*TASK PROMPT*: Output the full listing word for word.

Extracts from a graphics dataset:
>> start

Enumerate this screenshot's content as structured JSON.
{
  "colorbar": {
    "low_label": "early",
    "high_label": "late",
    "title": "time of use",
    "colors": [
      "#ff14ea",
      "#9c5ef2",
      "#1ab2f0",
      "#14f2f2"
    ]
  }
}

>> end

*EXERCISE SOLUTION*:
Enumerate this screenshot's content as structured JSON.
{
  "colorbar": {
    "low_label": "early",
    "high_label": "late",
    "title": "time of use",
    "colors": [
      "#ff14ea",
      "#9c5ef2",
      "#1ab2f0",
      "#14f2f2"
    ]
  }
}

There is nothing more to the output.